# [PROVIDED TEXT]

┏━━

The Complete UK Capital Gains Tax Guide for 2025/26

Capital Gains Tax (CGT) is charged on the profit you make when you sell or dispose of an asset that has increased in value. This guide covers the rates, exemptions, reliefs, and reporting requirements for the 2025/26 tax year.

CGT Rates for 2025/26

CGT rates depend on the type of asset and your taxable income:

Residential property (not your main home):

  • Basic rate taxpayers: 18%
  • Higher/additional rate taxpayers: 24%

Other assets (shares, personal possessions, business assets):

  • Basic rate taxpayers: 10%
  • Higher/additional rate taxpayers: 20%

Important: Your gain is added on top of your taxable income to determine which band it falls into. If your income is £45,000 and you make a £20,000 gain, the first £5,270 of the gain falls within the basic rate band (taxed at 10%/18%) and the remaining £14,730 is taxed at the higher rate (20%/24%).

Annual Exempt Amount

Every individual has an annual CGT exemption of £3,000 for 2025/26 (reduced from £6,000 in 2023/24 and £12,300 in 2022/23). Gains up to this amount are tax-free.

The exemption:

  • Cannot be carried forward — use it or lose it
  • Applies per person (couples have £6,000 combined)
  • Must be used against gains in the current year before losses are offset

What Is Exempt from CGT?

┗━━

# [TASK 1]
Name the kinds of assets that the capital gains tax guide lists in parentheses under "Other assets."
# [TASK 2]
Write out the part of the capital gains tax guide starting with "Important: Your gain" and going on through "higher rate (20%/24%).".

# [DATA EXTRACT]
┏━━

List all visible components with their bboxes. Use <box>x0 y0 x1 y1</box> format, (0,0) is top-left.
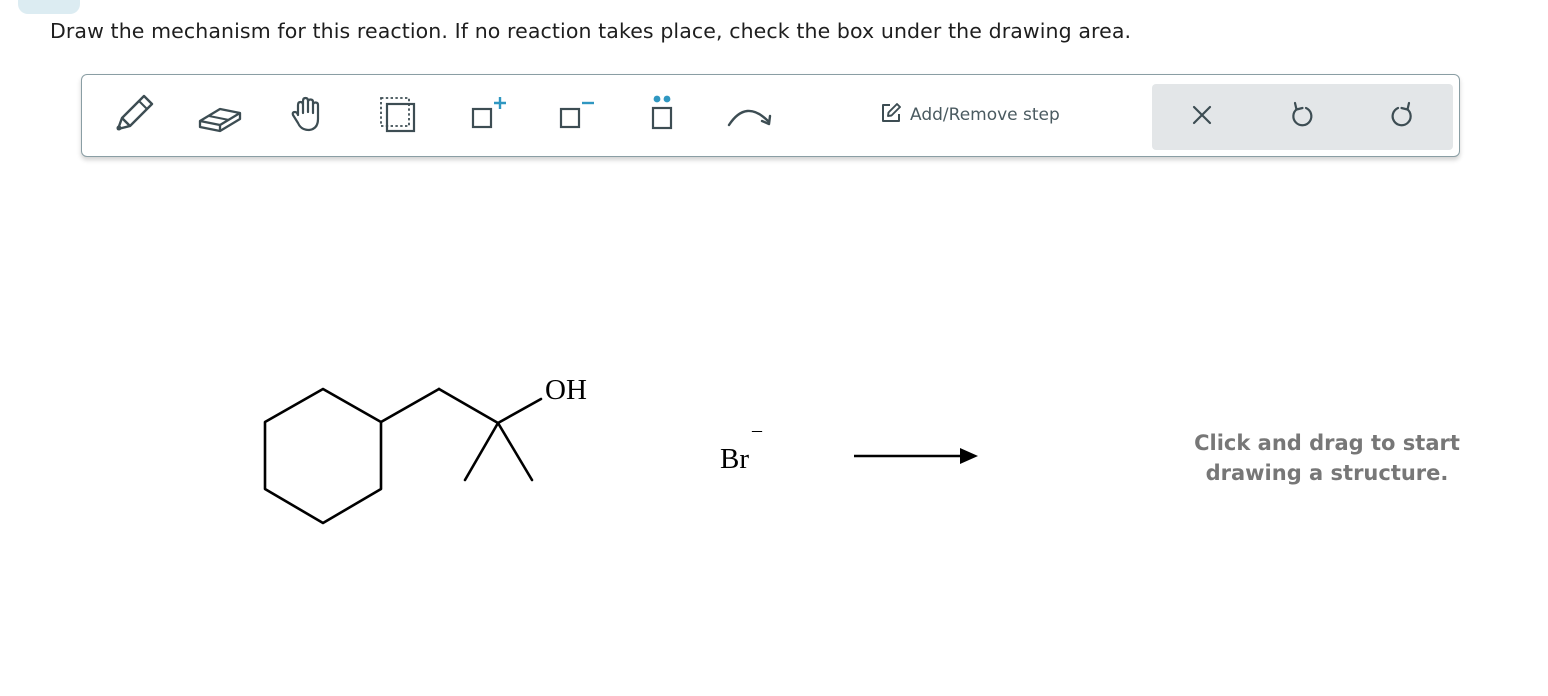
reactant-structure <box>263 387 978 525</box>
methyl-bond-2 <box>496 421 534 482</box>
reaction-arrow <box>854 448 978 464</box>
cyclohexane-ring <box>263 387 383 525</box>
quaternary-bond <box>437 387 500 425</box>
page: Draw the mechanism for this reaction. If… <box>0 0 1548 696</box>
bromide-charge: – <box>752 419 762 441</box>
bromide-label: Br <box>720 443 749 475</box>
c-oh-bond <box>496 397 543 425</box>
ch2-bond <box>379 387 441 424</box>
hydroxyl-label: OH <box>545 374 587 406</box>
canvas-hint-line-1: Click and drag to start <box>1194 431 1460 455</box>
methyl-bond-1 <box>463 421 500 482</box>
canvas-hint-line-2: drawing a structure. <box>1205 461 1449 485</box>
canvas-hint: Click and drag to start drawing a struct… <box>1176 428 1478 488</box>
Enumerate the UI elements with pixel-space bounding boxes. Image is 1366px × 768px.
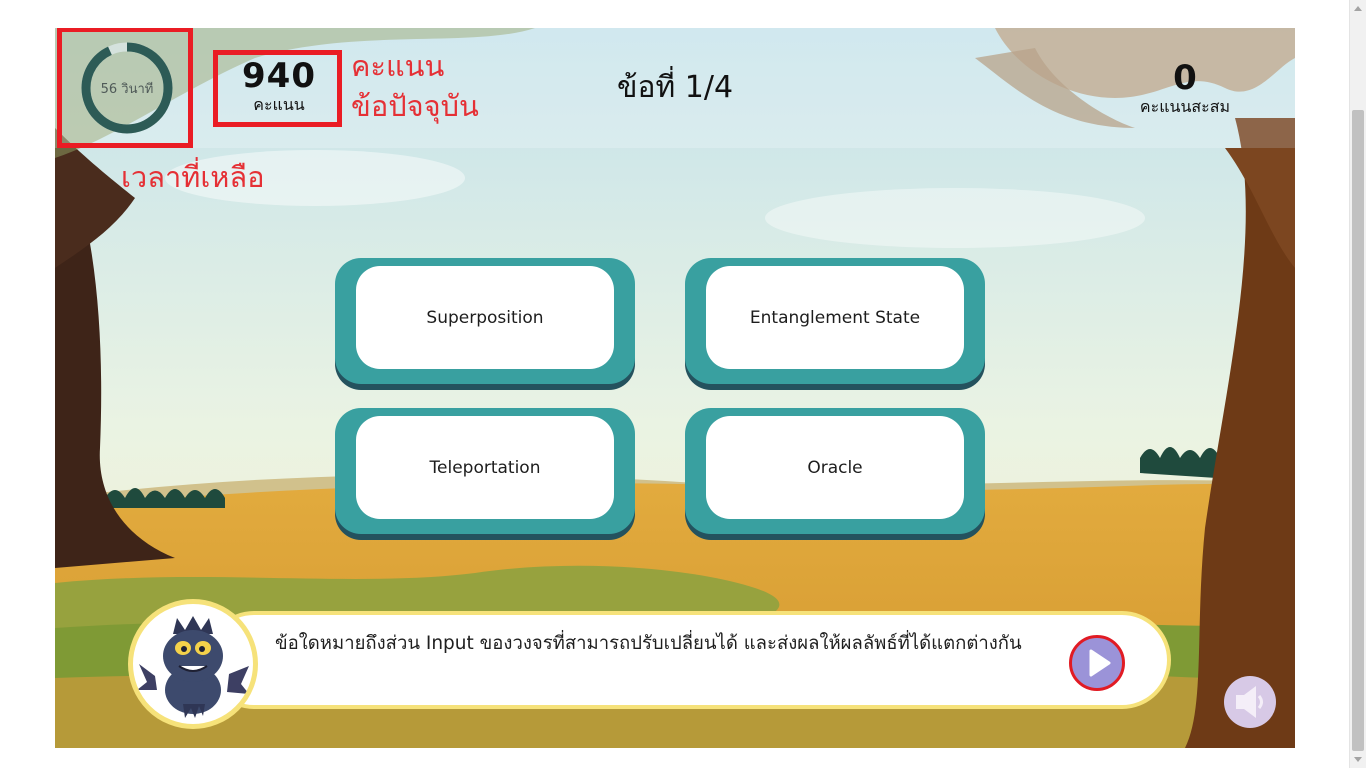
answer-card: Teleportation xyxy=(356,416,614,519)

┗━━

# [FINISHED ANSWER 1]
Shares, personal possessions, and business assets.

# [FINISHED ANSWER 2]
Important: Your gain is added on top of your taxable income to determine which band it falls into. If your income is £45,000 and you make a £20,000 gain, the first £5,270 of the gain falls within the basic rate band (taxed at 10%/18%) and the remaining £14,730 is taxed at the higher rate (20%/24%).